_Given records_.
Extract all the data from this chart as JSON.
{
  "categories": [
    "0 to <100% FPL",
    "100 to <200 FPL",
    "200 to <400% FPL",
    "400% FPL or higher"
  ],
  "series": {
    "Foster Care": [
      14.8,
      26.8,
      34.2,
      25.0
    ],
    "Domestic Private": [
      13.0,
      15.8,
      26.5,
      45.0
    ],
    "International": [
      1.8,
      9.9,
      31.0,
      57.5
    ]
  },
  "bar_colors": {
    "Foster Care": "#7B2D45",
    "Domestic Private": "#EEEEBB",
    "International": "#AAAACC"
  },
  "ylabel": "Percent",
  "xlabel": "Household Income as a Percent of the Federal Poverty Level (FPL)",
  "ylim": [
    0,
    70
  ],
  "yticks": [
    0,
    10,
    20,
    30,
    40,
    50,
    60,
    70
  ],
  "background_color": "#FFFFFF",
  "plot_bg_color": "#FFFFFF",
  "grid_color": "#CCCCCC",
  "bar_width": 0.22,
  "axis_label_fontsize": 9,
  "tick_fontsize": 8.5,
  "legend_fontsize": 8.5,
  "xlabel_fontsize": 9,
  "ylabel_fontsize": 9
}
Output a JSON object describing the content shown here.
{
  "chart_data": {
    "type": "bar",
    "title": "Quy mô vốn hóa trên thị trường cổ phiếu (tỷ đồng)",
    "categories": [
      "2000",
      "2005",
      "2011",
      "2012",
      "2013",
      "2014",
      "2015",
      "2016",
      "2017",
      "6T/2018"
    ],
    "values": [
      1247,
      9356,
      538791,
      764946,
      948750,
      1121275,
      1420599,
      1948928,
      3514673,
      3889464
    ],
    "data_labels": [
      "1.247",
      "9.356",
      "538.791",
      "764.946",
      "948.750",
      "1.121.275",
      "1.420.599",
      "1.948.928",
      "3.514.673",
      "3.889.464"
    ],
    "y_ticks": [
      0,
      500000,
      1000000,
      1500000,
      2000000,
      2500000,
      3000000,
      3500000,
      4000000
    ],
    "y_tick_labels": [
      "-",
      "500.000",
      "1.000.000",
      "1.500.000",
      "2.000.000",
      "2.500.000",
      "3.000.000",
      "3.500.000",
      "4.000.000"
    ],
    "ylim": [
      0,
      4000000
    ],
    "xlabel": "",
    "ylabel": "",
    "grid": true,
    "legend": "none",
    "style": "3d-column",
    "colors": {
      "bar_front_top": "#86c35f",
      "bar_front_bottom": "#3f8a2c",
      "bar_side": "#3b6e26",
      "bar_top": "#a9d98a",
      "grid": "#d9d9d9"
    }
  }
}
--
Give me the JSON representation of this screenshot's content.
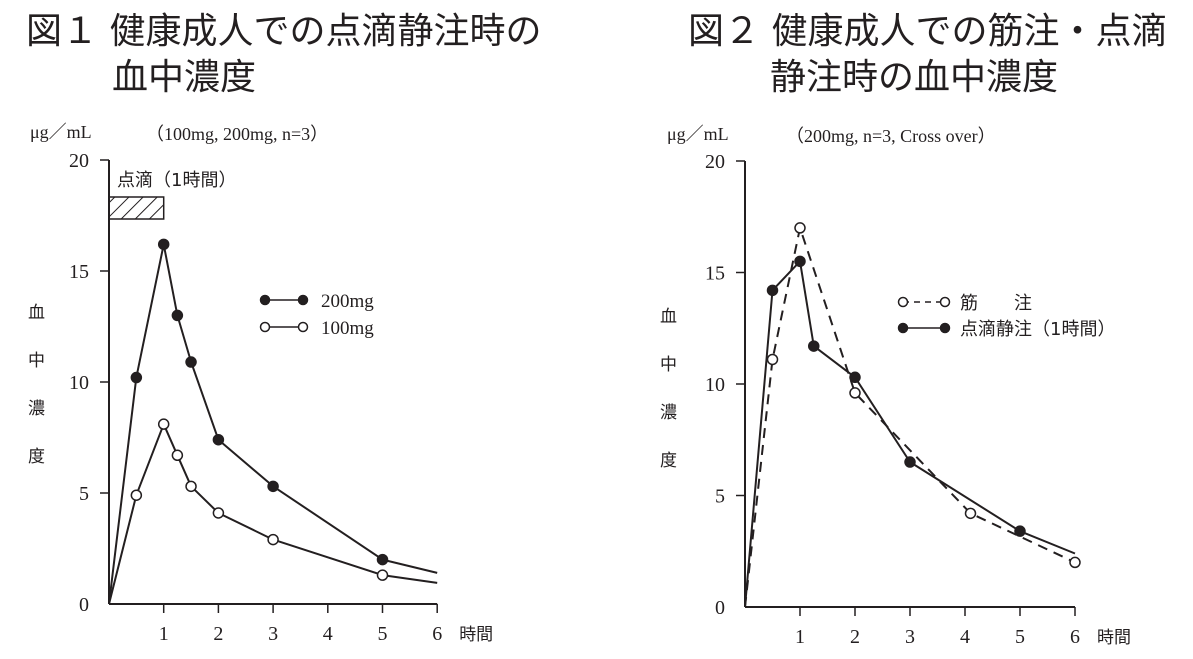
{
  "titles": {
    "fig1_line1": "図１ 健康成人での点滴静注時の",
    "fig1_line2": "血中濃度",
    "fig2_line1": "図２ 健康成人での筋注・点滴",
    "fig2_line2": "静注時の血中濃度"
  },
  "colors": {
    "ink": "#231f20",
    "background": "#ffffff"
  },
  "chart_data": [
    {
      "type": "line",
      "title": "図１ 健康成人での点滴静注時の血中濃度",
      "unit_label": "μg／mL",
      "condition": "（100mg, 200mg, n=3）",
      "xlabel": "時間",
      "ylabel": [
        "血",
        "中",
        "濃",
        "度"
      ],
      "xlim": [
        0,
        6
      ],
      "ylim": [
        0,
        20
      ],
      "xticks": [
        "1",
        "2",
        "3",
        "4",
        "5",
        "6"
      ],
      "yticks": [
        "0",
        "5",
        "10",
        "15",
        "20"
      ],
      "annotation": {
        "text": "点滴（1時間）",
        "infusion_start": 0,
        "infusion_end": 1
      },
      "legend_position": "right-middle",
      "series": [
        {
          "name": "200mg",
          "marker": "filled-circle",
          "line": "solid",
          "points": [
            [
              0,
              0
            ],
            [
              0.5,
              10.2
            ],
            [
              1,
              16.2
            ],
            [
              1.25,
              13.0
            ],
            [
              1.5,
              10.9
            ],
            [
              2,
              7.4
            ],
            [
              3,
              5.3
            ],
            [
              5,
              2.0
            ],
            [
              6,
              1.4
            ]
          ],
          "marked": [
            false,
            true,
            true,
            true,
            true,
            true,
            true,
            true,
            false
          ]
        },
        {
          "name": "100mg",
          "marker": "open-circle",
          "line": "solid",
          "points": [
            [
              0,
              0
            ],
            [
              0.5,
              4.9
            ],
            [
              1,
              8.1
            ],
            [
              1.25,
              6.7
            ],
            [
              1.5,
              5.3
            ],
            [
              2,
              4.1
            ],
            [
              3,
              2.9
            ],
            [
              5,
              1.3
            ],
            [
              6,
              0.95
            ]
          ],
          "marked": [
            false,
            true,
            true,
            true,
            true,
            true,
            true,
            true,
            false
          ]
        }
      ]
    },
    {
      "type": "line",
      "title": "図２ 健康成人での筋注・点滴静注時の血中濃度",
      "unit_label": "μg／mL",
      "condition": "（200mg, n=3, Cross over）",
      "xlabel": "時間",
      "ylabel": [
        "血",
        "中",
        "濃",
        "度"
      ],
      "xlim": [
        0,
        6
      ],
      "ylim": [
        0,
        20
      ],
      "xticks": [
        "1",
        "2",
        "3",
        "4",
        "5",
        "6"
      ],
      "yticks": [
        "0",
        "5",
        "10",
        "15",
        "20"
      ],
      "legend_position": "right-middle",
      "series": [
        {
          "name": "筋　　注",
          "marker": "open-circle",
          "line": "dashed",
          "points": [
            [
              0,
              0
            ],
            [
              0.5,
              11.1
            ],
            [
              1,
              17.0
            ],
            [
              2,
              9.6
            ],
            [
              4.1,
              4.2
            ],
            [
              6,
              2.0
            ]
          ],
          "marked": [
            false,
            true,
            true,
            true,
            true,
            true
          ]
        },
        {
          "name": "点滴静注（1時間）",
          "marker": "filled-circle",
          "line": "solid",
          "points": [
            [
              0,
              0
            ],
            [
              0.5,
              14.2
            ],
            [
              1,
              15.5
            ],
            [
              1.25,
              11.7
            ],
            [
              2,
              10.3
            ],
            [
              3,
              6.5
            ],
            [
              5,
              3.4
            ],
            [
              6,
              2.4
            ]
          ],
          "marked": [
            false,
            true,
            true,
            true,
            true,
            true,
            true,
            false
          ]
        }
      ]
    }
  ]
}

_Given instruction_. Where does the word "JSON" appear? Return each line that holds it.

_The reply_.
Extract all the data from this chart as JSON.
Output a JSON object describing the content shown here.
Give me the JSON representation of this screenshot's content.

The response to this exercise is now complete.